(Layout region entries)

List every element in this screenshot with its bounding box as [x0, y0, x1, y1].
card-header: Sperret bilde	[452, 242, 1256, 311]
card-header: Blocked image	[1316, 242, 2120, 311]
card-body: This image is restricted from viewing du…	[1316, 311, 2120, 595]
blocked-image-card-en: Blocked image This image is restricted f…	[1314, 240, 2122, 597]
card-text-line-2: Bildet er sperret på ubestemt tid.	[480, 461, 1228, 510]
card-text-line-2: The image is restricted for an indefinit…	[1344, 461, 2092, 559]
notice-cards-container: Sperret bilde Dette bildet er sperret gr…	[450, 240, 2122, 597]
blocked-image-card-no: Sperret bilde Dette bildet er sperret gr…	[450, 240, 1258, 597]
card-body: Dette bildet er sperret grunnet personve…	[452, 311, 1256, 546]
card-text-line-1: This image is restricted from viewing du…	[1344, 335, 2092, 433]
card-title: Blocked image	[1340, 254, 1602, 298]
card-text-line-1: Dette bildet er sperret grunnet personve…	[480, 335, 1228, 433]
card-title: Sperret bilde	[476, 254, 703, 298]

--- The request ---
Rewrite every entry above, putting "card-content" wherever "card-body" appears and keeping everything else identical.

--- Result of this task ---
List every element in this screenshot with its bounding box as [x0, y0, x1, y1].
card-header: Sperret bilde	[452, 242, 1256, 311]
card-header: Blocked image	[1316, 242, 2120, 311]
card-content: This image is restricted from viewing du…	[1316, 311, 2120, 595]
blocked-image-card-en: Blocked image This image is restricted f…	[1314, 240, 2122, 597]
card-text-line-2: Bildet er sperret på ubestemt tid.	[480, 461, 1228, 510]
card-text-line-2: The image is restricted for an indefinit…	[1344, 461, 2092, 559]
notice-cards-container: Sperret bilde Dette bildet er sperret gr…	[450, 240, 2122, 597]
blocked-image-card-no: Sperret bilde Dette bildet er sperret gr…	[450, 240, 1258, 597]
card-content: Dette bildet er sperret grunnet personve…	[452, 311, 1256, 546]
card-text-line-1: This image is restricted from viewing du…	[1344, 335, 2092, 433]
card-title: Blocked image	[1340, 254, 1602, 298]
card-text-line-1: Dette bildet er sperret grunnet personve…	[480, 335, 1228, 433]
card-title: Sperret bilde	[476, 254, 703, 298]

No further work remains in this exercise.